### Figure content listings

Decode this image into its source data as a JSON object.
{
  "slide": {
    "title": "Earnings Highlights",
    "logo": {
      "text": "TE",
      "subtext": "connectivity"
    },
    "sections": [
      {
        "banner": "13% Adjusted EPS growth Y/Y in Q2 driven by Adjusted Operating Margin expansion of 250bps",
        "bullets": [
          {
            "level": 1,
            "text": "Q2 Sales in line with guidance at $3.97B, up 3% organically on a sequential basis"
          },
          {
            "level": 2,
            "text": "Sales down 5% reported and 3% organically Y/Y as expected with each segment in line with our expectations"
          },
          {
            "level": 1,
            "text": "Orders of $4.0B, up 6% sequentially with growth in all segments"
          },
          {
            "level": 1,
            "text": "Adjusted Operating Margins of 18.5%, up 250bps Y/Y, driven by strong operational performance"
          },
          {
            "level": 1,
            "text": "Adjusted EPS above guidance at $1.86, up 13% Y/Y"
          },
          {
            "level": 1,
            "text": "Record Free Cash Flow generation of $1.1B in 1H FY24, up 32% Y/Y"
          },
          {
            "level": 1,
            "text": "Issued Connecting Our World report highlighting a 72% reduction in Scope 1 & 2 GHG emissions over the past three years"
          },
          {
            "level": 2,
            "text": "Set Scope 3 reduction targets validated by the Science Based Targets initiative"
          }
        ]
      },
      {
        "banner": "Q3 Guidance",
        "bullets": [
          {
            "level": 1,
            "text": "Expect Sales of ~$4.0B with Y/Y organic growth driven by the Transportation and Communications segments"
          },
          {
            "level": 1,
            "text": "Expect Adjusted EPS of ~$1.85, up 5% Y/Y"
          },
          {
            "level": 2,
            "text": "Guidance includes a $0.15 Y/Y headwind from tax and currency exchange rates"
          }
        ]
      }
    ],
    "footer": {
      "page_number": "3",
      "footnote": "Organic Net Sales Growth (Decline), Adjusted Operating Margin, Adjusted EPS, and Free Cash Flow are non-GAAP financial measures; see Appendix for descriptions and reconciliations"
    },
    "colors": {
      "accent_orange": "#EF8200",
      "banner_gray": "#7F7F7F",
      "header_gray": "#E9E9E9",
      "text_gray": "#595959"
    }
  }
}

### Given instruction
Copy each line of the data exactly, leaving nothing out.

### Output for this exercise
Decode this image into its source data as a JSON object.
{
  "slide": {
    "title": "Earnings Highlights",
    "logo": {
      "text": "TE",
      "subtext": "connectivity"
    },
    "sections": [
      {
        "banner": "13% Adjusted EPS growth Y/Y in Q2 driven by Adjusted Operating Margin expansion of 250bps",
        "bullets": [
          {
            "level": 1,
            "text": "Q2 Sales in line with guidance at $3.97B, up 3% organically on a sequential basis"
          },
          {
            "level": 2,
            "text": "Sales down 5% reported and 3% organically Y/Y as expected with each segment in line with our expectations"
          },
          {
            "level": 1,
            "text": "Orders of $4.0B, up 6% sequentially with growth in all segments"
          },
          {
            "level": 1,
            "text": "Adjusted Operating Margins of 18.5%, up 250bps Y/Y, driven by strong operational performance"
          },
          {
            "level": 1,
            "text": "Adjusted EPS above guidance at $1.86, up 13% Y/Y"
          },
          {
            "level": 1,
            "text": "Record Free Cash Flow generation of $1.1B in 1H FY24, up 32% Y/Y"
          },
          {
            "level": 1,
            "text": "Issued Connecting Our World report highlighting a 72% reduction in Scope 1 & 2 GHG emissions over the past three years"
          },
          {
            "level": 2,
            "text": "Set Scope 3 reduction targets validated by the Science Based Targets initiative"
          }
        ]
      },
      {
        "banner": "Q3 Guidance",
        "bullets": [
          {
            "level": 1,
            "text": "Expect Sales of ~$4.0B with Y/Y organic growth driven by the Transportation and Communications segments"
          },
          {
            "level": 1,
            "text": "Expect Adjusted EPS of ~$1.85, up 5% Y/Y"
          },
          {
            "level": 2,
            "text": "Guidance includes a $0.15 Y/Y headwind from tax and currency exchange rates"
          }
        ]
      }
    ],
    "footer": {
      "page_number": "3",
      "footnote": "Organic Net Sales Growth (Decline), Adjusted Operating Margin, Adjusted EPS, and Free Cash Flow are non-GAAP financial measures; see Appendix for descriptions and reconciliations"
    },
    "colors": {
      "accent_orange": "#EF8200",
      "banner_gray": "#7F7F7F",
      "header_gray": "#E9E9E9",
      "text_gray": "#595959"
    }
  }
}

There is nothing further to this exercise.